Copy whichever lines contain the string "Slope".
>> BEGIN
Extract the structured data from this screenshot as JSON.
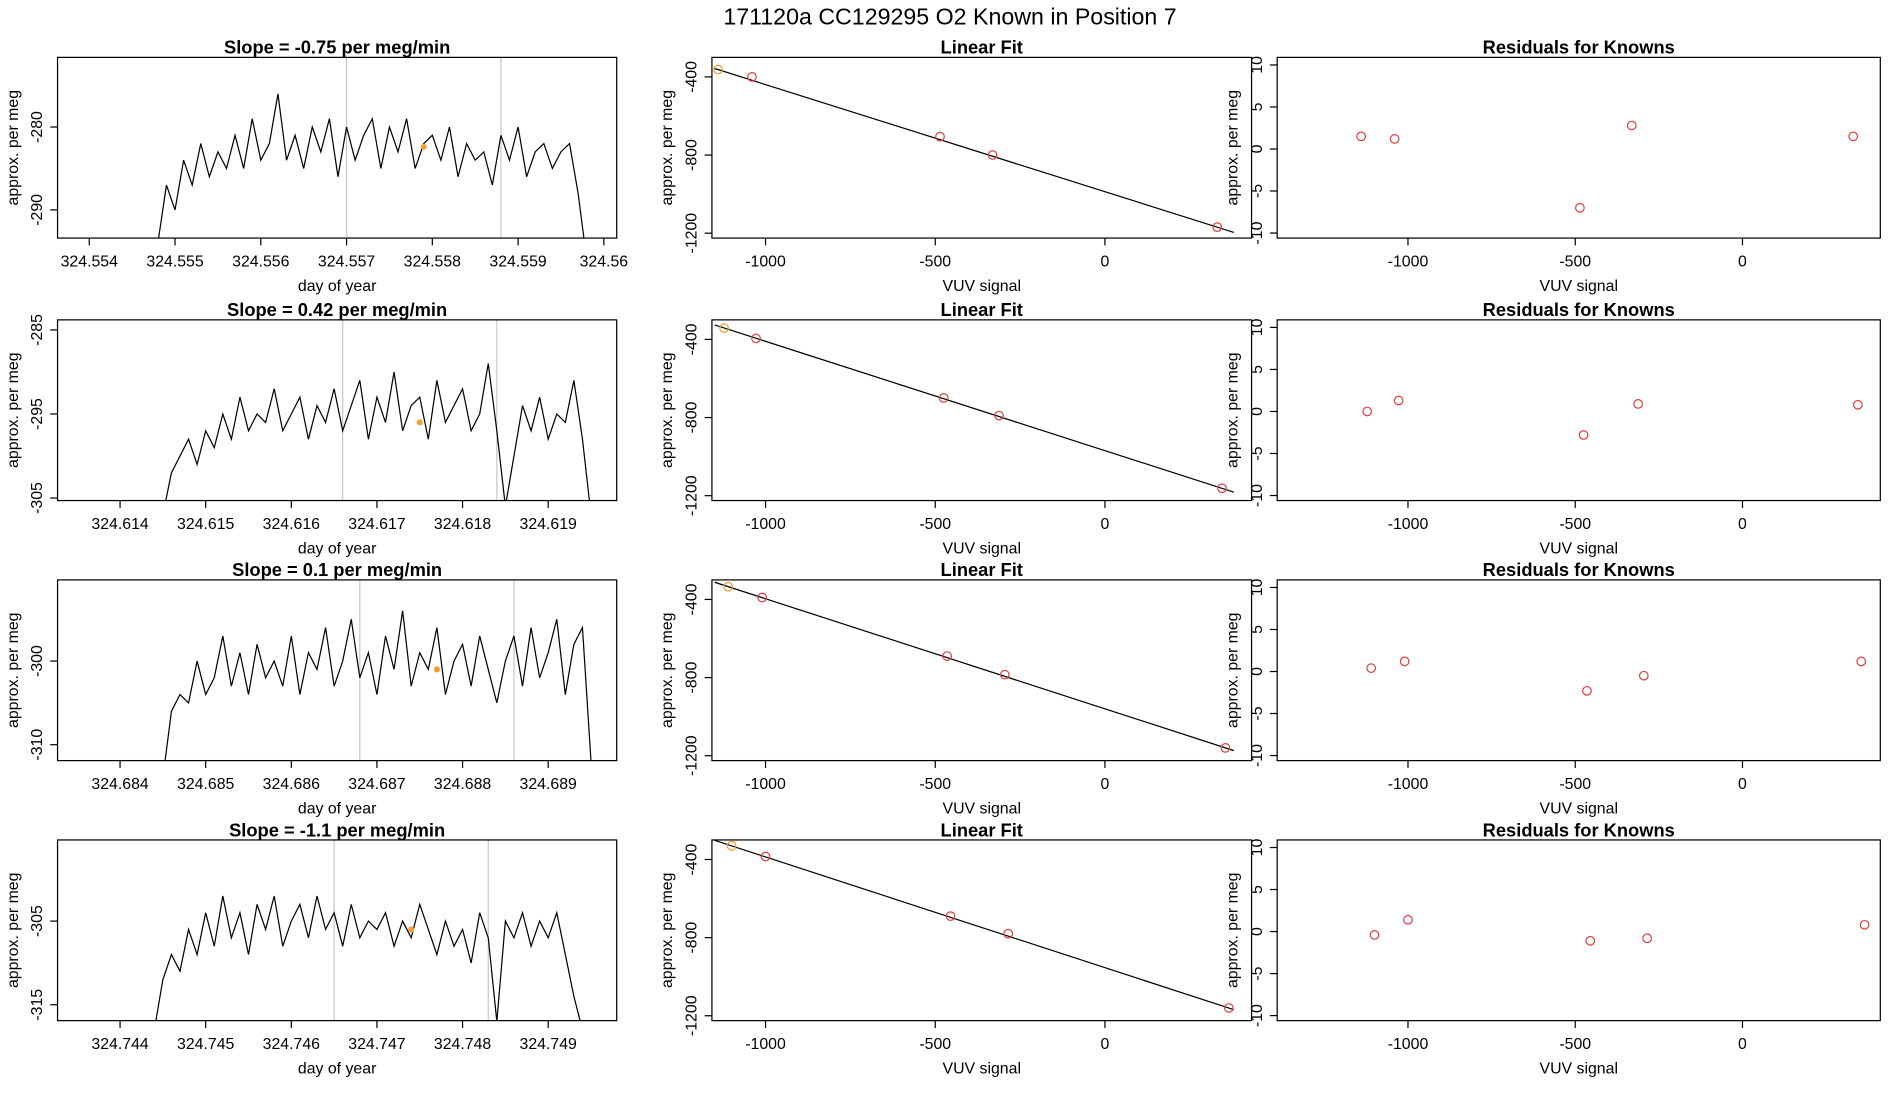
{
  "title": "171120a     CC129295   O2 Known in Position  7",
  "chart_data": [
    {
      "type": "line",
      "title": "Slope =  -0.75  per meg/min",
      "x_label": "day of year",
      "y_label": "approx. per meg",
      "color": "#000000",
      "x": [
        324.5548,
        324.5549,
        324.555,
        324.5551,
        324.5552,
        324.5553,
        324.5554,
        324.5555,
        324.5556,
        324.5557,
        324.5558,
        324.5559,
        324.556,
        324.5561,
        324.5562,
        324.5563,
        324.5564,
        324.5565,
        324.5566,
        324.5567,
        324.5568,
        324.5569,
        324.557,
        324.5571,
        324.5572,
        324.5573,
        324.5574,
        324.5575,
        324.5576,
        324.5577,
        324.5578,
        324.5579,
        324.558,
        324.5581,
        324.5582,
        324.5583,
        324.5584,
        324.5585,
        324.5586,
        324.5587,
        324.5588,
        324.5589,
        324.559,
        324.5591,
        324.5592,
        324.5593,
        324.5594,
        324.5595,
        324.5596,
        324.5597,
        324.5598
      ],
      "values": [
        -294,
        -287,
        -290,
        -284,
        -287,
        -282,
        -286,
        -283,
        -285,
        -281,
        -285,
        -279,
        -284,
        -282,
        -276,
        -284,
        -281,
        -285,
        -280,
        -283,
        -279,
        -286,
        -280,
        -284,
        -281,
        -279,
        -285,
        -280,
        -283,
        -279,
        -285,
        -282,
        -281,
        -284,
        -280,
        -286,
        -282,
        -284,
        -283,
        -287,
        -281,
        -284,
        -280,
        -286,
        -283,
        -282,
        -285,
        -283,
        -282,
        -288,
        -296
      ],
      "highlight": {
        "x": 324.5579,
        "y": -282.4,
        "color": "#f0a030"
      },
      "vlines": [
        324.557,
        324.5588
      ],
      "vline_color": "#c8c8c8",
      "xlim": [
        324.55363,
        324.56015
      ],
      "ylim": [
        -293.4,
        -271.6
      ],
      "xticks": [
        324.554,
        324.555,
        324.556,
        324.557,
        324.558,
        324.559,
        324.56
      ],
      "yticks": [
        -280,
        -290
      ]
    },
    {
      "type": "scatter",
      "title": "Linear Fit",
      "x_label": "VUV signal",
      "y_label": "approx. per meg",
      "x": [
        -1140,
        -1040,
        -486,
        -331,
        331
      ],
      "values": [
        -362,
        -400,
        -706,
        -800,
        -1169
      ],
      "point_colors": [
        "#f0a030",
        "#e04040",
        "#e04040",
        "#e04040",
        "#e04040"
      ],
      "fit": {
        "x": [
          -1150,
          380
        ],
        "y": [
          -357,
          -1196
        ],
        "color": "#000000"
      },
      "xlim": [
        -1158,
        432
      ],
      "ylim": [
        -1225,
        -300
      ],
      "xticks": [
        -1000,
        -500,
        0
      ],
      "yticks": [
        -400,
        -800,
        -1200
      ]
    },
    {
      "type": "scatter",
      "title": "Residuals for Knowns",
      "x_label": "VUV signal",
      "y_label": "approx. per meg",
      "color": "#e04040",
      "x": [
        -1140,
        -1040,
        -486,
        -331,
        331
      ],
      "values": [
        1.5,
        1.2,
        -7,
        2.8,
        1.5
      ],
      "xlim": [
        -1391,
        412
      ],
      "ylim": [
        -10.6,
        10.9
      ],
      "xticks": [
        -1000,
        -500,
        0
      ],
      "yticks": [
        10,
        5,
        0,
        -5,
        -10
      ]
    },
    {
      "type": "line",
      "title": "Slope =  0.42  per meg/min",
      "x_label": "day of year",
      "y_label": "approx. per meg",
      "color": "#000000",
      "x": [
        324.6145,
        324.6146,
        324.6147,
        324.6148,
        324.6149,
        324.615,
        324.6151,
        324.6152,
        324.6153,
        324.6154,
        324.6155,
        324.6156,
        324.6157,
        324.6158,
        324.6159,
        324.616,
        324.6161,
        324.6162,
        324.6163,
        324.6164,
        324.6165,
        324.6166,
        324.6167,
        324.6168,
        324.6169,
        324.617,
        324.6171,
        324.6172,
        324.6173,
        324.6174,
        324.6175,
        324.6176,
        324.6177,
        324.6178,
        324.6179,
        324.618,
        324.6181,
        324.6182,
        324.6183,
        324.6184,
        324.6185,
        324.6186,
        324.6187,
        324.6188,
        324.6189,
        324.619,
        324.6191,
        324.6192,
        324.6193,
        324.6194,
        324.6195
      ],
      "values": [
        -307,
        -302,
        -300,
        -298,
        -301,
        -297,
        -299,
        -295,
        -298,
        -293,
        -297,
        -295,
        -296,
        -292,
        -297,
        -295,
        -293,
        -298,
        -294,
        -296,
        -292,
        -297,
        -294,
        -291,
        -298,
        -293,
        -296,
        -290,
        -297,
        -294,
        -293,
        -298,
        -291,
        -296,
        -294,
        -292,
        -297,
        -295,
        -289,
        -297,
        -306,
        -300,
        -294,
        -297,
        -293,
        -298,
        -295,
        -296,
        -291,
        -298,
        -307
      ],
      "highlight": {
        "x": 324.6175,
        "y": -296,
        "color": "#f0a030"
      },
      "vlines": [
        324.6166,
        324.6184
      ],
      "vline_color": "#c8c8c8",
      "xlim": [
        324.61327,
        324.6198
      ],
      "ylim": [
        -305.3,
        -283.8
      ],
      "xticks": [
        324.614,
        324.615,
        324.616,
        324.617,
        324.618,
        324.619
      ],
      "yticks": [
        -285,
        -295,
        -305
      ]
    },
    {
      "type": "scatter",
      "title": "Linear Fit",
      "x_label": "VUV signal",
      "y_label": "approx. per meg",
      "x": [
        -1122,
        -1028,
        -475,
        -312,
        345
      ],
      "values": [
        -342,
        -395,
        -700,
        -790,
        -1162
      ],
      "point_colors": [
        "#f0a030",
        "#e04040",
        "#e04040",
        "#e04040",
        "#e04040"
      ],
      "fit": {
        "x": [
          -1150,
          380
        ],
        "y": [
          -326,
          -1182
        ],
        "color": "#000000"
      },
      "xlim": [
        -1158,
        432
      ],
      "ylim": [
        -1225,
        -300
      ],
      "xticks": [
        -1000,
        -500,
        0
      ],
      "yticks": [
        -400,
        -800,
        -1200
      ]
    },
    {
      "type": "scatter",
      "title": "Residuals for Knowns",
      "x_label": "VUV signal",
      "y_label": "approx. per meg",
      "color": "#e04040",
      "x": [
        -1122,
        -1028,
        -475,
        -312,
        345
      ],
      "values": [
        0,
        1.3,
        -2.8,
        0.9,
        0.8
      ],
      "xlim": [
        -1391,
        412
      ],
      "ylim": [
        -10.6,
        10.9
      ],
      "xticks": [
        -1000,
        -500,
        0
      ],
      "yticks": [
        10,
        5,
        0,
        -5,
        -10
      ]
    },
    {
      "type": "line",
      "title": "Slope =  0.1  per meg/min",
      "x_label": "day of year",
      "y_label": "approx. per meg",
      "color": "#000000",
      "x": [
        324.6845,
        324.6846,
        324.6847,
        324.6848,
        324.6849,
        324.685,
        324.6851,
        324.6852,
        324.6853,
        324.6854,
        324.6855,
        324.6856,
        324.6857,
        324.6858,
        324.6859,
        324.686,
        324.6861,
        324.6862,
        324.6863,
        324.6864,
        324.6865,
        324.6866,
        324.6867,
        324.6868,
        324.6869,
        324.687,
        324.6871,
        324.6872,
        324.6873,
        324.6874,
        324.6875,
        324.6876,
        324.6877,
        324.6878,
        324.6879,
        324.688,
        324.6881,
        324.6882,
        324.6883,
        324.6884,
        324.6885,
        324.6886,
        324.6887,
        324.6888,
        324.6889,
        324.689,
        324.6891,
        324.6892,
        324.6893,
        324.6894,
        324.6895
      ],
      "values": [
        -314,
        -306,
        -304,
        -305,
        -300,
        -304,
        -302,
        -297,
        -303,
        -299,
        -304,
        -298,
        -302,
        -300,
        -303,
        -297,
        -304,
        -299,
        -301,
        -296,
        -303,
        -300,
        -295,
        -302,
        -299,
        -304,
        -297,
        -301,
        -294,
        -303,
        -299,
        -301,
        -296,
        -304,
        -300,
        -298,
        -303,
        -297,
        -301,
        -305,
        -300,
        -297,
        -303,
        -296,
        -302,
        -299,
        -295,
        -304,
        -298,
        -296,
        -312
      ],
      "highlight": {
        "x": 324.6877,
        "y": -301,
        "color": "#f0a030"
      },
      "vlines": [
        324.6868,
        324.6886
      ],
      "vline_color": "#c8c8c8",
      "xlim": [
        324.68327,
        324.6898
      ],
      "ylim": [
        -311.9,
        -290.3
      ],
      "xticks": [
        324.684,
        324.685,
        324.686,
        324.687,
        324.688,
        324.689
      ],
      "yticks": [
        -300,
        -310
      ]
    },
    {
      "type": "scatter",
      "title": "Linear Fit",
      "x_label": "VUV signal",
      "y_label": "approx. per meg",
      "x": [
        -1110,
        -1010,
        -465,
        -295,
        355
      ],
      "values": [
        -335,
        -390,
        -690,
        -785,
        -1160
      ],
      "point_colors": [
        "#f0a030",
        "#e04040",
        "#e04040",
        "#e04040",
        "#e04040"
      ],
      "fit": {
        "x": [
          -1150,
          380
        ],
        "y": [
          -312,
          -1174
        ],
        "color": "#000000"
      },
      "xlim": [
        -1158,
        432
      ],
      "ylim": [
        -1225,
        -300
      ],
      "xticks": [
        -1000,
        -500,
        0
      ],
      "yticks": [
        -400,
        -800,
        -1200
      ]
    },
    {
      "type": "scatter",
      "title": "Residuals for Knowns",
      "x_label": "VUV signal",
      "y_label": "approx. per meg",
      "color": "#e04040",
      "x": [
        -1110,
        -1010,
        -465,
        -295,
        355
      ],
      "values": [
        0.4,
        1.2,
        -2.3,
        -0.5,
        1.2
      ],
      "xlim": [
        -1391,
        412
      ],
      "ylim": [
        -10.6,
        10.9
      ],
      "xticks": [
        -1000,
        -500,
        0
      ],
      "yticks": [
        10,
        5,
        0,
        -5,
        -10
      ]
    },
    {
      "type": "line",
      "title": "Slope =  -1.1  per meg/min",
      "x_label": "day of year",
      "y_label": "approx. per meg",
      "color": "#000000",
      "x": [
        324.7444,
        324.7445,
        324.7446,
        324.7447,
        324.7448,
        324.7449,
        324.745,
        324.7451,
        324.7452,
        324.7453,
        324.7454,
        324.7455,
        324.7456,
        324.7457,
        324.7458,
        324.7459,
        324.746,
        324.7461,
        324.7462,
        324.7463,
        324.7464,
        324.7465,
        324.7466,
        324.7467,
        324.7468,
        324.7469,
        324.747,
        324.7471,
        324.7472,
        324.7473,
        324.7474,
        324.7475,
        324.7476,
        324.7477,
        324.7478,
        324.7479,
        324.748,
        324.7481,
        324.7482,
        324.7483,
        324.7484,
        324.7485,
        324.7486,
        324.7487,
        324.7488,
        324.7489,
        324.749,
        324.7491,
        324.7492,
        324.7493,
        324.7494
      ],
      "values": [
        -318,
        -312,
        -309,
        -311,
        -306,
        -309,
        -304,
        -308,
        -302,
        -307,
        -304,
        -309,
        -303,
        -306,
        -302,
        -308,
        -305,
        -303,
        -307,
        -302,
        -306,
        -304,
        -308,
        -303,
        -307,
        -305,
        -306,
        -304,
        -308,
        -305,
        -307,
        -303,
        -306,
        -309,
        -305,
        -308,
        -306,
        -310,
        -304,
        -307,
        -317,
        -305,
        -307,
        -304,
        -308,
        -305,
        -307,
        -304,
        -309,
        -314,
        -318
      ],
      "highlight": {
        "x": 324.7474,
        "y": -306,
        "color": "#f0a030"
      },
      "vlines": [
        324.7465,
        324.7483
      ],
      "vline_color": "#c8c8c8",
      "xlim": [
        324.74327,
        324.7498
      ],
      "ylim": [
        -316.9,
        -295.3
      ],
      "xticks": [
        324.744,
        324.745,
        324.746,
        324.747,
        324.748,
        324.749
      ],
      "yticks": [
        -305,
        -315
      ]
    },
    {
      "type": "scatter",
      "title": "Linear Fit",
      "x_label": "VUV signal",
      "y_label": "approx. per meg",
      "x": [
        -1100,
        -1000,
        -455,
        -285,
        365
      ],
      "values": [
        -330,
        -385,
        -690,
        -780,
        -1160
      ],
      "point_colors": [
        "#f0a030",
        "#e04040",
        "#e04040",
        "#e04040",
        "#e04040"
      ],
      "fit": {
        "x": [
          -1150,
          380
        ],
        "y": [
          -302,
          -1169
        ],
        "color": "#000000"
      },
      "xlim": [
        -1158,
        432
      ],
      "ylim": [
        -1225,
        -300
      ],
      "xticks": [
        -1000,
        -500,
        0
      ],
      "yticks": [
        -400,
        -800,
        -1200
      ]
    },
    {
      "type": "scatter",
      "title": "Residuals for Knowns",
      "x_label": "VUV signal",
      "y_label": "approx. per meg",
      "color": "#e04040",
      "x": [
        -1100,
        -1000,
        -455,
        -285,
        365
      ],
      "values": [
        -0.4,
        1.4,
        -1.1,
        -0.8,
        0.8
      ],
      "xlim": [
        -1391,
        412
      ],
      "ylim": [
        -10.6,
        10.9
      ],
      "xticks": [
        -1000,
        -500,
        0
      ],
      "yticks": [
        10,
        5,
        0,
        -5,
        -10
      ]
    }
  ]
}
>> END
COMPLETE RESPONSE ▸
      "title": "Slope =  -0.75  per meg/min",
      "title": "Slope =  0.42  per meg/min",
      "title": "Slope =  0.1  per meg/min",
      "title": "Slope =  -1.1  per meg/min",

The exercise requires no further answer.